Challenge: Give the rows below as a numbered list, starting at the line that contains "296, 197, 311]" and stopping after the line that contains "78, 385, 98]". Leave out any blank lines.

[Bounding box entries]
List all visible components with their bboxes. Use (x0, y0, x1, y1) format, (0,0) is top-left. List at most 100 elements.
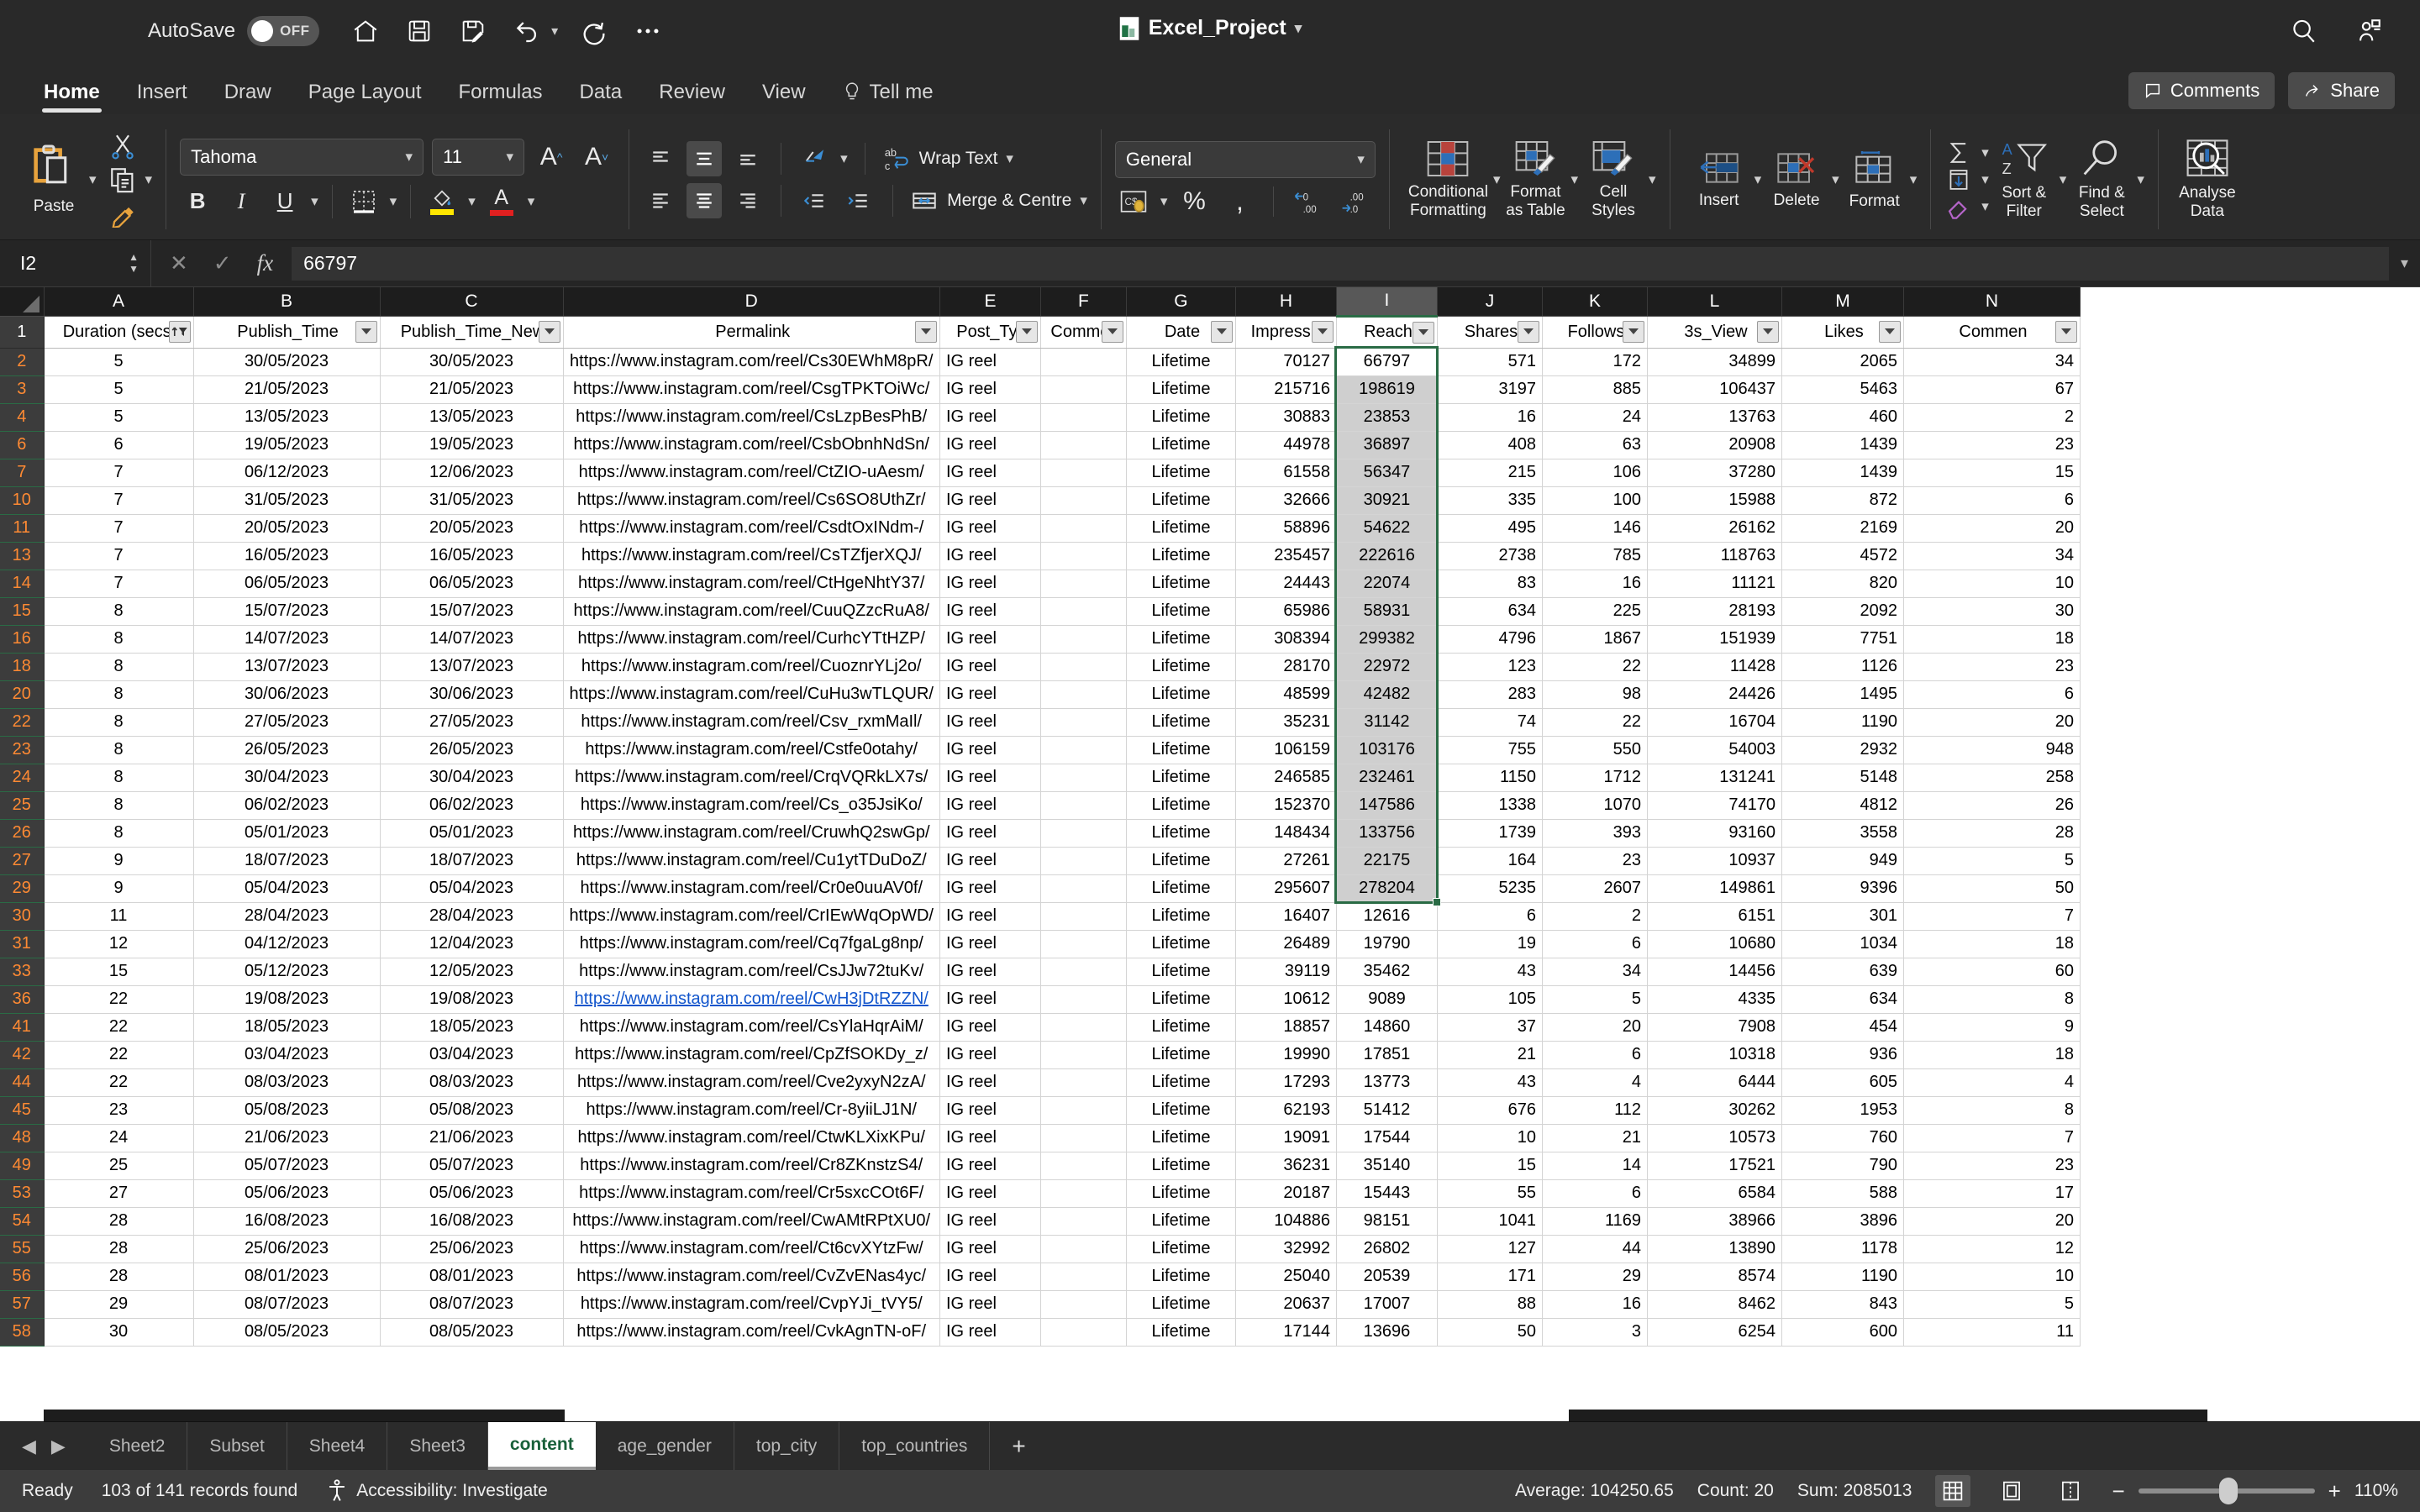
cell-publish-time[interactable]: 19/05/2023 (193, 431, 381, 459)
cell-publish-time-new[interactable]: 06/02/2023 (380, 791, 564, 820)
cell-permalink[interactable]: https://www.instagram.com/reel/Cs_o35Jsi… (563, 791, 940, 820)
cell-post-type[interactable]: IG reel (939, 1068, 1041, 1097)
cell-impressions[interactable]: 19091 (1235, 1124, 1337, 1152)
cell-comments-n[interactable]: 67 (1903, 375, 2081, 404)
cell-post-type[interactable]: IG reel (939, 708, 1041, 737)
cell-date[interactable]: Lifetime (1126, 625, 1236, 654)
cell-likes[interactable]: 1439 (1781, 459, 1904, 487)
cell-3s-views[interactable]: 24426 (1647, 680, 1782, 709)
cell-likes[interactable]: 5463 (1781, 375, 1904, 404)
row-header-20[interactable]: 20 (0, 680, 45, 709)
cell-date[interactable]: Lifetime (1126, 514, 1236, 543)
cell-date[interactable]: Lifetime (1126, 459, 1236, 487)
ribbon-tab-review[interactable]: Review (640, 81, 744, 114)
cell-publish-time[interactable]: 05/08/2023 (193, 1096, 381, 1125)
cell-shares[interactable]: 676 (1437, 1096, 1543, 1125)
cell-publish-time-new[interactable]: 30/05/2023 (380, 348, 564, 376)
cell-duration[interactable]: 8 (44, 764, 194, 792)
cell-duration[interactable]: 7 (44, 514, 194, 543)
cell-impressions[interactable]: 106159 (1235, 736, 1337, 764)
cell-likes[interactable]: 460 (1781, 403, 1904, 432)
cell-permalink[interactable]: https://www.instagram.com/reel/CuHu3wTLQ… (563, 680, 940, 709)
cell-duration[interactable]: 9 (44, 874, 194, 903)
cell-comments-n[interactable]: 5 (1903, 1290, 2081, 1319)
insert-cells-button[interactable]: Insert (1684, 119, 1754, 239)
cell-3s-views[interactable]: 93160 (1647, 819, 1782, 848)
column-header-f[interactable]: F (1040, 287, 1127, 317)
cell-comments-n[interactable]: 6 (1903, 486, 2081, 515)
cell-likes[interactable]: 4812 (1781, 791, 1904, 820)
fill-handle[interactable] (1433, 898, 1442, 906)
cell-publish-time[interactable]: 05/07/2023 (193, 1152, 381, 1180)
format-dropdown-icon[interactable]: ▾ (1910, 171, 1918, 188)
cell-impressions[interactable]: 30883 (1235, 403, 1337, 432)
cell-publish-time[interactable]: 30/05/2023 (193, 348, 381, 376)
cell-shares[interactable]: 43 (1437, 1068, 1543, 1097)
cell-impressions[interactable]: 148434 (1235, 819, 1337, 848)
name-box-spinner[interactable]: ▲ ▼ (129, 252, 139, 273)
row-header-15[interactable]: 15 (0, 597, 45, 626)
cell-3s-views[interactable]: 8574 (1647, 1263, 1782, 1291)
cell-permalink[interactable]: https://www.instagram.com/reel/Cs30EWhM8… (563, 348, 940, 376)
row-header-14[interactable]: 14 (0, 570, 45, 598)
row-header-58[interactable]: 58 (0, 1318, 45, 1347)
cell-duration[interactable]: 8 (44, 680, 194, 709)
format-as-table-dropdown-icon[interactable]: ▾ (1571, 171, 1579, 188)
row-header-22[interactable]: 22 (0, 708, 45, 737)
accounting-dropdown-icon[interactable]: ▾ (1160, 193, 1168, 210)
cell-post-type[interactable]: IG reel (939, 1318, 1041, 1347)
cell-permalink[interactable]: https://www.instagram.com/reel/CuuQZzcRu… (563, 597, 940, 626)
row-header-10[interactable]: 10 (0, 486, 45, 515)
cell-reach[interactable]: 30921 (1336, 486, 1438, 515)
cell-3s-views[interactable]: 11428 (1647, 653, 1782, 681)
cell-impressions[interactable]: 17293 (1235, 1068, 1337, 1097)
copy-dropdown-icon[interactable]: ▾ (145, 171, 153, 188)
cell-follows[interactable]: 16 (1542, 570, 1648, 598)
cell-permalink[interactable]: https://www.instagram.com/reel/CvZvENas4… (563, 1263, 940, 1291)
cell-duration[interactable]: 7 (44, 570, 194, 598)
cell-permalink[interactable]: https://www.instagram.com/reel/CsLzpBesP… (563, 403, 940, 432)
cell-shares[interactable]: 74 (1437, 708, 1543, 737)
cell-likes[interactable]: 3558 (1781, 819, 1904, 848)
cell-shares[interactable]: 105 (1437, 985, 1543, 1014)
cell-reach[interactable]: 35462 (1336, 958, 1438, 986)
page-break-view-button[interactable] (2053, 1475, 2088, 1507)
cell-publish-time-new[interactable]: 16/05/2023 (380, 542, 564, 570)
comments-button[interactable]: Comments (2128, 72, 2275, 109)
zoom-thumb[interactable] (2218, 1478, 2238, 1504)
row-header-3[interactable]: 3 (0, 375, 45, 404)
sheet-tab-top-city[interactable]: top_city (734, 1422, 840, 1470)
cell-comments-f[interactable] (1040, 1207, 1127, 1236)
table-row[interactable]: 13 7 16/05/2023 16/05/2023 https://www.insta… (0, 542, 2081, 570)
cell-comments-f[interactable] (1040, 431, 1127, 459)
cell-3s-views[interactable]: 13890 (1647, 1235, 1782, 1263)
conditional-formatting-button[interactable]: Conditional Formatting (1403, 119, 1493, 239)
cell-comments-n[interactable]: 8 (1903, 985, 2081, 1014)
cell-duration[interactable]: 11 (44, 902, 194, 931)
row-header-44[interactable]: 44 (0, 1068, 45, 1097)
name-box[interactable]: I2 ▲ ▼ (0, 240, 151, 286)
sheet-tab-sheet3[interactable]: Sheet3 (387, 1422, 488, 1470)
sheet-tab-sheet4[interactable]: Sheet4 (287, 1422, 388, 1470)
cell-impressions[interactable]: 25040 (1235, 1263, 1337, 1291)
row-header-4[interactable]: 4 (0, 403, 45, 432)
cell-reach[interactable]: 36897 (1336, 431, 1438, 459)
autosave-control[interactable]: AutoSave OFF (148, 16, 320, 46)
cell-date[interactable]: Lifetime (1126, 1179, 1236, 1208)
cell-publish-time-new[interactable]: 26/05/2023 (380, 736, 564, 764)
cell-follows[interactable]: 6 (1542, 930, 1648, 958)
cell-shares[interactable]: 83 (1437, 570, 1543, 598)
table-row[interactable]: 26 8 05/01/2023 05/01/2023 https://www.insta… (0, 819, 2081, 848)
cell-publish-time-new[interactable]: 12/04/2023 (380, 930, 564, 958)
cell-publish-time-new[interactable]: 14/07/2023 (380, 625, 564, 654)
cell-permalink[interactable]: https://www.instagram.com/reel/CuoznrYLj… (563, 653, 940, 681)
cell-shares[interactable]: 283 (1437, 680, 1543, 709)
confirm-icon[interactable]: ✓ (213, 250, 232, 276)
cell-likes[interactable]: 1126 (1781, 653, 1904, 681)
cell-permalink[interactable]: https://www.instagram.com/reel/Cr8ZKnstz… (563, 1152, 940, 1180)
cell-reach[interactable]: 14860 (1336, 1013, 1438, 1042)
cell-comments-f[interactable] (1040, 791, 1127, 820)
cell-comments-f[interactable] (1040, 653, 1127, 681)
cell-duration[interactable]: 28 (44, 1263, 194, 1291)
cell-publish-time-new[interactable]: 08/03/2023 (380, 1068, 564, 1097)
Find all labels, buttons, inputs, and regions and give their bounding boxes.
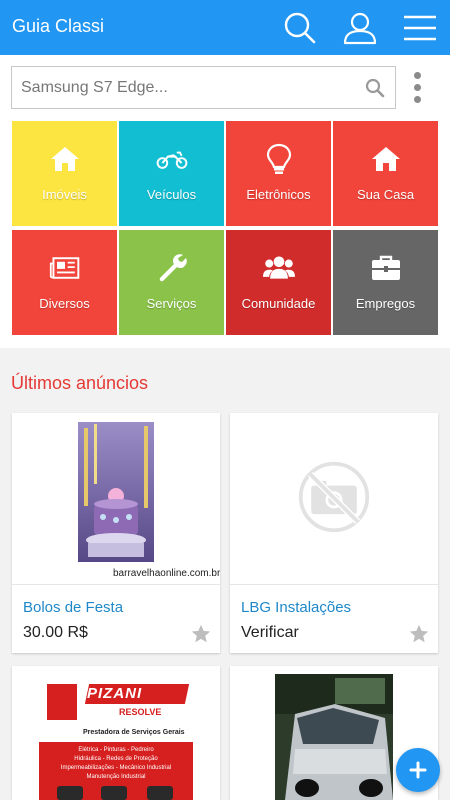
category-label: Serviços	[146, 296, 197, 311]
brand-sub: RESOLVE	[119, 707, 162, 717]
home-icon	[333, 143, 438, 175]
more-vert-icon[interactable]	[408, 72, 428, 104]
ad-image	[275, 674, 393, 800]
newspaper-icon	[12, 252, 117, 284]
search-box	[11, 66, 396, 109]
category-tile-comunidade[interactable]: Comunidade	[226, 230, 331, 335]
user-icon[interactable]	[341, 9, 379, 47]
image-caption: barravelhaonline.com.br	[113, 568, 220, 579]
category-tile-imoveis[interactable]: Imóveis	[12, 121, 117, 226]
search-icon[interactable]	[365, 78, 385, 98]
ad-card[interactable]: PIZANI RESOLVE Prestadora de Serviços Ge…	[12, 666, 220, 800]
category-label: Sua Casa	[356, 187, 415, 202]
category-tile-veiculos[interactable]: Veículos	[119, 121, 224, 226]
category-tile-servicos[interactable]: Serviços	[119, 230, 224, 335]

Solution to this exercise:
1. category-label: Serviços	[146, 296, 197, 311]
2. brand-sub: RESOLVE	[119, 707, 162, 717]
3. home-icon	[333, 143, 438, 175]
4. more-vert-icon[interactable]	[408, 72, 428, 104]
5. ad-image	[275, 674, 393, 800]
6. newspaper-icon	[12, 252, 117, 284]
7. search-box	[11, 66, 396, 109]
8. category-tile-comunidade[interactable]: Comunidade	[226, 230, 331, 335]
9. user-icon[interactable]	[341, 9, 379, 47]
10. image-caption: barravelhaonline.com.br	[113, 568, 220, 579]
11. category-tile-imoveis[interactable]: Imóveis	[12, 121, 117, 226]
12. search-icon[interactable]	[365, 78, 385, 98]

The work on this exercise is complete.